▶ Goal
Output every line of the listing below as a JSON list of strings, one string per line, leaving out blank lines.

▶ Dataset entries
---------------

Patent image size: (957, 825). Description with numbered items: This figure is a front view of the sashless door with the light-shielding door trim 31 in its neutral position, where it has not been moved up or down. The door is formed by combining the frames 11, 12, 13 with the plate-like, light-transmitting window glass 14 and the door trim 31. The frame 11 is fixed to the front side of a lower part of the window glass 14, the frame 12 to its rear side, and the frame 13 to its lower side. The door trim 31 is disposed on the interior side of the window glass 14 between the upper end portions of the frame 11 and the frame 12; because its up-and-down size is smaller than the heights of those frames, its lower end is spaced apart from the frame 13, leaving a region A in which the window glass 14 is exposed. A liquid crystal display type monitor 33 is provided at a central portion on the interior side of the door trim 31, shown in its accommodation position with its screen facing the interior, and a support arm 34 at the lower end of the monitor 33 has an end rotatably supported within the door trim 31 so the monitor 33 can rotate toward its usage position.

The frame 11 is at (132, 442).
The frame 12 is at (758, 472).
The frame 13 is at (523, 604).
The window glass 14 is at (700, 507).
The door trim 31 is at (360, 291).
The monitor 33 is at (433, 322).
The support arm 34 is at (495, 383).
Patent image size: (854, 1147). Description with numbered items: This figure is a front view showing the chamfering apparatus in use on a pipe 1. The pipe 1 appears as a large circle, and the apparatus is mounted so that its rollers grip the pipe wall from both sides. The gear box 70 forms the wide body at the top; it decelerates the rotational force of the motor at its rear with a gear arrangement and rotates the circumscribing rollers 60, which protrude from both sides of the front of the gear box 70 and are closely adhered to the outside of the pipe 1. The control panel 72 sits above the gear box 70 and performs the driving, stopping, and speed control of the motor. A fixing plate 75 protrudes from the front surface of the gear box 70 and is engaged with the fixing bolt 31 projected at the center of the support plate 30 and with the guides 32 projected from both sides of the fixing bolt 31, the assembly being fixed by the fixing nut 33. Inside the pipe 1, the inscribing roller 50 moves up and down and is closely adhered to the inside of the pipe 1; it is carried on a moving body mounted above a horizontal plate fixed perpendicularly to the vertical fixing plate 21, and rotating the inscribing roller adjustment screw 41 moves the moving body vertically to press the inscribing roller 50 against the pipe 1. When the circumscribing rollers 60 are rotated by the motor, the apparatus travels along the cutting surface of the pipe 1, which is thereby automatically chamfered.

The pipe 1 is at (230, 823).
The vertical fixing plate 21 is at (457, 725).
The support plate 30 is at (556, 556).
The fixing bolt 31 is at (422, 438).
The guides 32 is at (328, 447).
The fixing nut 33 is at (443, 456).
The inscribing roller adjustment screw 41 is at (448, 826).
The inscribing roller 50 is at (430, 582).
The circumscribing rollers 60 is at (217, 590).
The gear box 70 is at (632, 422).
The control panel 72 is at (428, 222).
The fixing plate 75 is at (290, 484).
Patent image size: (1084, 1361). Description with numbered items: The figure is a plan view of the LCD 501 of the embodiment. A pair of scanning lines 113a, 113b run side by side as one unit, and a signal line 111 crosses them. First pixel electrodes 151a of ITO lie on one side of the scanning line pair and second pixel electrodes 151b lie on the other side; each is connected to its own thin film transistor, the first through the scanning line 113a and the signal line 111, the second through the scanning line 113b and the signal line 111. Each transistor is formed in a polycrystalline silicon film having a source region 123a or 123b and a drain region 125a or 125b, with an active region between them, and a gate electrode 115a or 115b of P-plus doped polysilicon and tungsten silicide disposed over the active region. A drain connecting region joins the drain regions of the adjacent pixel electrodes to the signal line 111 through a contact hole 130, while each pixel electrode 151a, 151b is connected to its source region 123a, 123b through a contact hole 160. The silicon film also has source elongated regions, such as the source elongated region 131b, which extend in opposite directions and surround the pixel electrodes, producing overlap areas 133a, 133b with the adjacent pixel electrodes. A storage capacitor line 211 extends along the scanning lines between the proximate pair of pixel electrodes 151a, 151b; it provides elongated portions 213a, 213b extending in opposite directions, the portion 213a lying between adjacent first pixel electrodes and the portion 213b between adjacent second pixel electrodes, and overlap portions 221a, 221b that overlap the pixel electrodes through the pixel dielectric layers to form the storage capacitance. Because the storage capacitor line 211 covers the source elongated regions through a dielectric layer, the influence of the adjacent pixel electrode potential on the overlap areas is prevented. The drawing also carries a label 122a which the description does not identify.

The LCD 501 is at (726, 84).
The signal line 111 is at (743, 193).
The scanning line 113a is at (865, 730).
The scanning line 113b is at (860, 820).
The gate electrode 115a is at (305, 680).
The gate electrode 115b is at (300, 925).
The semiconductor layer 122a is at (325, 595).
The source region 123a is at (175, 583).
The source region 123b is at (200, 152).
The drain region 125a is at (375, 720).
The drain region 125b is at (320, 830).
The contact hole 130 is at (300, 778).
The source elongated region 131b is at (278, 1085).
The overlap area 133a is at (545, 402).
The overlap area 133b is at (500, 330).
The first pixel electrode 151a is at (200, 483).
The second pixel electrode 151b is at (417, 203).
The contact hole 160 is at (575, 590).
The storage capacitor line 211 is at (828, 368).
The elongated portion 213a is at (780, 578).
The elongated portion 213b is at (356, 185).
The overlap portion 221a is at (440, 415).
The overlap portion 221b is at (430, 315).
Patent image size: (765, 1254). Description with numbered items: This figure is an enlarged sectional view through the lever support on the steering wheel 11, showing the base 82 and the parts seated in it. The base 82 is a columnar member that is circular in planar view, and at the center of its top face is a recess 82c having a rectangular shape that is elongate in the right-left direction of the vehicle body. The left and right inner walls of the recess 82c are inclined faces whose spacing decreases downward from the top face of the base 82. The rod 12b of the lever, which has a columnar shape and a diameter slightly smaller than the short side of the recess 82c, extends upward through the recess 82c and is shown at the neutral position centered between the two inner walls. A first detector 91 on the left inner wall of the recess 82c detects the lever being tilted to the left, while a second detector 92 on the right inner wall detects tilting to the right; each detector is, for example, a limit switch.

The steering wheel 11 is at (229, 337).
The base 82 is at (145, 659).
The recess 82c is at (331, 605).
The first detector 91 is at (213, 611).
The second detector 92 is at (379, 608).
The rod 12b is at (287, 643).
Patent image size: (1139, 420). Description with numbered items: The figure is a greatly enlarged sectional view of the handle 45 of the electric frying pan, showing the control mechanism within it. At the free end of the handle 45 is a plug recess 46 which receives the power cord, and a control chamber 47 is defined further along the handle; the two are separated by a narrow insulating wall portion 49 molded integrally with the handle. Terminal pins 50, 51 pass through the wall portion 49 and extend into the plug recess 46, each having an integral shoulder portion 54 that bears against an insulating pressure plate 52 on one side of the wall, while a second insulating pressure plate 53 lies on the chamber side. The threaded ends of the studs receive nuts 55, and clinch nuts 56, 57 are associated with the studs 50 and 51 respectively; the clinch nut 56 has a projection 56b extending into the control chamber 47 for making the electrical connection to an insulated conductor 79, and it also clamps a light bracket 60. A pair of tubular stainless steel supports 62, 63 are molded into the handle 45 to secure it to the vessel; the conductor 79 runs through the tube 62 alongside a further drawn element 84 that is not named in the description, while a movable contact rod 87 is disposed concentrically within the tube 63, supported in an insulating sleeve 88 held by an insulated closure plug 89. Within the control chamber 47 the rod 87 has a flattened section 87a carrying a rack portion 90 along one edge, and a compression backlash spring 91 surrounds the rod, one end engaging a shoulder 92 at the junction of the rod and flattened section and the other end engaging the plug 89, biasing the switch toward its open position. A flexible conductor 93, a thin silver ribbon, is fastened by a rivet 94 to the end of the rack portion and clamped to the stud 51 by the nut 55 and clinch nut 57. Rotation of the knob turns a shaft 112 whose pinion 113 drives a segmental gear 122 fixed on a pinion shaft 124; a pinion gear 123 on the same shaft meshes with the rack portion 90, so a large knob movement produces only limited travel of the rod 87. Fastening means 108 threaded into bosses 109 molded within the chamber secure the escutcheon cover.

---------------

▶ Output
[
  "Patent image size: (957, 825). Description with numbered items: This figure is a front view of the sashless door with the light-shielding door trim 31 in its neutral position, where it has not been moved up or down. The door is formed by combining the frames 11, 12, 13 with the plate-like, light-transmitting window glass 14 and the door trim 31. The frame 11 is fixed to the front side of a lower part of the window glass 14, the frame 12 to its rear side, and the frame 13 to its lower side. The door trim 31 is disposed on the interior side of the window glass 14 between the upper end portions of the frame 11 and the frame 12; because its up-and-down size is smaller than the heights of those frames, its lower end is spaced apart from the frame 13, leaving a region A in which the window glass 14 is exposed. A liquid crystal display type monitor 33 is provided at a central portion on the interior side of the door trim 31, shown in its accommodation position with its screen facing the interior, and a support arm 34 at the lower end of the monitor 33 has an end rotatably supported within the door trim 31 so the monitor 33 can rotate toward its usage position.",
  "The frame 11 is at (132, 442).",
  "The frame 12 is at (758, 472).",
  "The frame 13 is at (523, 604).",
  "The window glass 14 is at (700, 507).",
  "The door trim 31 is at (360, 291).",
  "The monitor 33 is at (433, 322).",
  "The support arm 34 is at (495, 383).",
  "Patent image size: (854, 1147). Description with numbered items: This figure is a front view showing the chamfering apparatus in use on a pipe 1. The pipe 1 appears as a large circle, and the apparatus is mounted so that its rollers grip the pipe wall from both sides. The gear box 70 forms the wide body at the top; it decelerates the rotational force of the motor at its rear with a gear arrangement and rotates the circumscribing rollers 60, which protrude from both sides of the front of the gear box 70 and are closely adhered to the outside of the pipe 1. The control panel 72 sits above the gear box 70 and performs the driving, stopping, and speed control of the motor. A fixing plate 75 protrudes from the front surface of the gear box 70 and is engaged with the fixing bolt 31 projected at the center of the support plate 30 and with the guides 32 projected from both sides of the fixing bolt 31, the assembly being fixed by the fixing nut 33. Inside the pipe 1, the inscribing roller 50 moves up and down and is closely adhered to the inside of the pipe 1; it is carried on a moving body mounted above a horizontal plate fixed perpendicularly to the vertical fixing plate 21, and rotating the inscribing roller adjustment screw 41 moves the moving body vertically to press the inscribing roller 50 against the pipe 1. When the circumscribing rollers 60 are rotated by the motor, the apparatus travels along the cutting surface of the pipe 1, which is thereby automatically chamfered.",
  "The pipe 1 is at (230, 823).",
  "The vertical fixing plate 21 is at (457, 725).",
  "The support plate 30 is at (556, 556).",
  "The fixing bolt 31 is at (422, 438).",
  "The guides 32 is at (328, 447).",
  "The fixing nut 33 is at (443, 456).",
  "The inscribing roller adjustment screw 41 is at (448, 826).",
  "The inscribing roller 50 is at (430, 582).",
  "The circumscribing rollers 60 is at (217, 590).",
  "The gear box 70 is at (632, 422).",
  "The control panel 72 is at (428, 222).",
  "The fixing plate 75 is at (290, 484).",
  "Patent image size: (1084, 1361). Description with numbered items: The figure is a plan view of the LCD 501 of the embodiment. A pair of scanning lines 113a, 113b run side by side as one unit, and a signal line 111 crosses them. First pixel electrodes 151a of ITO lie on one side of the scanning line pair and second pixel electrodes 151b lie on the other side; each is connected to its own thin film transistor, the first through the scanning line 113a and the signal line 111, the second through the scanning line 113b and the signal line 111. Each transistor is formed in a polycrystalline silicon film having a source region 123a or 123b and a drain region 125a or 125b, with an active region between them, and a gate electrode 115a or 115b of P-plus doped polysilicon and tungsten silicide disposed over the active region. A drain connecting region joins the drain regions of the adjacent pixel electrodes to the signal line 111 through a contact hole 130, while each pixel electrode 151a, 151b is connected to its source region 123a, 123b through a contact hole 160. The silicon film also has source elongated regions, such as the source elongated region 131b, which extend in opposite directions and surround the pixel electrodes, producing overlap areas 133a, 133b with the adjacent pixel electrodes. A storage capacitor line 211 extends along the scanning lines between the proximate pair of pixel electrodes 151a, 151b; it provides elongated portions 213a, 213b extending in opposite directions, the portion 213a lying between adjacent first pixel electrodes and the portion 213b between adjacent second pixel electrodes, and overlap portions 221a, 221b that overlap the pixel electrodes through the pixel dielectric layers to form the storage capacitance. Because the storage capacitor line 211 covers the source elongated regions through a dielectric layer, the influence of the adjacent pixel electrode potential on the overlap areas is prevented. The drawing also carries a label 122a which the description does not identify.",
  "The LCD 501 is at (726, 84).",
  "The signal line 111 is at (743, 193).",
  "The scanning line 113a is at (865, 730).",
  "The scanning line 113b is at (860, 820).",
  "The gate electrode 115a is at (305, 680).",
  "The gate electrode 115b is at (300, 925).",
  "The semiconductor layer 122a is at (325, 595).",
  "The source region 123a is at (175, 583).",
  "The source region 123b is at (200, 152).",
  "The drain region 125a is at (375, 720).",
  "The drain region 125b is at (320, 830).",
  "The contact hole 130 is at (300, 778).",
  "The source elongated region 131b is at (278, 1085).",
  "The overlap area 133a is at (545, 402).",
  "The overlap area 133b is at (500, 330).",
  "The first pixel electrode 151a is at (200, 483).",
  "The second pixel electrode 151b is at (417, 203).",
  "The contact hole 160 is at (575, 590).",
  "The storage capacitor line 211 is at (828, 368).",
  "The elongated portion 213a is at (780, 578).",
  "The elongated portion 213b is at (356, 185).",
  "The overlap portion 221a is at (440, 415).",
  "The overlap portion 221b is at (430, 315).",
  "Patent image size: (765, 1254). Description with numbered items: This figure is an enlarged sectional view through the lever support on the steering wheel 11, showing the base 82 and the parts seated in it. The base 82 is a columnar member that is circular in planar view, and at the center of its top face is a recess 82c having a rectangular shape that is elongate in the right-left direction of the vehicle body. The left and right inner walls of the recess 82c are inclined faces whose spacing decreases downward from the top face of the base 82. The rod 12b of the lever, which has a columnar shape and a diameter slightly smaller than the short side of the recess 82c, extends upward through the recess 82c and is shown at the neutral position centered between the two inner walls. A first detector 91 on the left inner wall of the recess 82c detects the lever being tilted to the left, while a second detector 92 on the right inner wall detects tilting to the right; each detector is, for example, a limit switch.",
  "The steering wheel 11 is at (229, 337).",
  "The base 82 is at (145, 659).",
  "The recess 82c is at (331, 605).",
  "The first detector 91 is at (213, 611).",
  "The second detector 92 is at (379, 608).",
  "The rod 12b is at (287, 643).",
  "Patent image size: (1139, 420). Description with numbered items: The figure is a greatly enlarged sectional view of the handle 45 of the electric frying pan, showing the control mechanism within it. At the free end of the handle 45 is a plug recess 46 which receives the power cord, and a control chamber 47 is defined further along the handle; the two are separated by a narrow insulating wall portion 49 molded integrally with the handle. Terminal pins 50, 51 pass through the wall portion 49 and extend into the plug recess 46, each having an integral shoulder portion 54 that bears against an insulating pressure plate 52 on one side of the wall, while a second insulating pressure plate 53 lies on the chamber side. The threaded ends of the studs receive nuts 55, and clinch nuts 56, 57 are associated with the studs 50 and 51 respectively; the clinch nut 56 has a projection 56b extending into the control chamber 47 for making the electrical connection to an insulated conductor 79, and it also clamps a light bracket 60. A pair of tubular stainless steel supports 62, 63 are molded into the handle 45 to secure it to the vessel; the conductor 79 runs through the tube 62 alongside a further drawn element 84 that is not named in the description, while a movable contact rod 87 is disposed concentrically within the tube 63, supported in an insulating sleeve 88 held by an insulated closure plug 89. Within the control chamber 47 the rod 87 has a flattened section 87a carrying a rack portion 90 along one edge, and a compression backlash spring 91 surrounds the rod, one end engaging a shoulder 92 at the junction of the rod and flattened section and the other end engaging the plug 89, biasing the switch toward its open position. A flexible conductor 93, a thin silver ribbon, is fastened by a rivet 94 to the end of the rack portion and clamped to the stud 51 by the nut 55 and clinch nut 57. Rotation of the knob turns a shaft 112 whose pinion 113 drives a segmental gear 122 fixed on a pinion shaft 124; a pinion gear 123 on the same shaft meshes with the rack portion 90, so a large knob movement produces only limited travel of the rod 87. Fastening means 108 threaded into bosses 109 molded within the chamber secure the escutcheon cover."
]